Start Records to use

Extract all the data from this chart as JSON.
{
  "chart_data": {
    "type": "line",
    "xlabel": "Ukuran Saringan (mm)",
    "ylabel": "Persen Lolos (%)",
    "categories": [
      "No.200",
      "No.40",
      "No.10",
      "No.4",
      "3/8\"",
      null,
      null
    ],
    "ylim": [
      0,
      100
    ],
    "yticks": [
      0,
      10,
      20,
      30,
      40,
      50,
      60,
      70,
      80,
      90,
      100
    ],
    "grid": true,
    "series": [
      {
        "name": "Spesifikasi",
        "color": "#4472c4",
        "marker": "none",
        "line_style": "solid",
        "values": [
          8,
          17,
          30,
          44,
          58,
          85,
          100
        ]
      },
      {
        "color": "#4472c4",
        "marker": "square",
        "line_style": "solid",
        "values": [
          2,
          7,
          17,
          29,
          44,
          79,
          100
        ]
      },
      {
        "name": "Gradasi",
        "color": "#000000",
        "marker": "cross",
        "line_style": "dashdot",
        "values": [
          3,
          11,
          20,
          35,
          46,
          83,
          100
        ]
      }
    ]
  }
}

End Records to use

*Task to carry out:*
Reproduce the material above, every line of it, exactly.

*Expected answer:*
Extract all the data from this chart as JSON.
{
  "chart_data": {
    "type": "line",
    "xlabel": "Ukuran Saringan (mm)",
    "ylabel": "Persen Lolos (%)",
    "categories": [
      "No.200",
      "No.40",
      "No.10",
      "No.4",
      "3/8\"",
      null,
      null
    ],
    "ylim": [
      0,
      100
    ],
    "yticks": [
      0,
      10,
      20,
      30,
      40,
      50,
      60,
      70,
      80,
      90,
      100
    ],
    "grid": true,
    "series": [
      {
        "name": "Spesifikasi",
        "color": "#4472c4",
        "marker": "none",
        "line_style": "solid",
        "values": [
          8,
          17,
          30,
          44,
          58,
          85,
          100
        ]
      },
      {
        "color": "#4472c4",
        "marker": "square",
        "line_style": "solid",
        "values": [
          2,
          7,
          17,
          29,
          44,
          79,
          100
        ]
      },
      {
        "name": "Gradasi",
        "color": "#000000",
        "marker": "cross",
        "line_style": "dashdot",
        "values": [
          3,
          11,
          20,
          35,
          46,
          83,
          100
        ]
      }
    ]
  }
}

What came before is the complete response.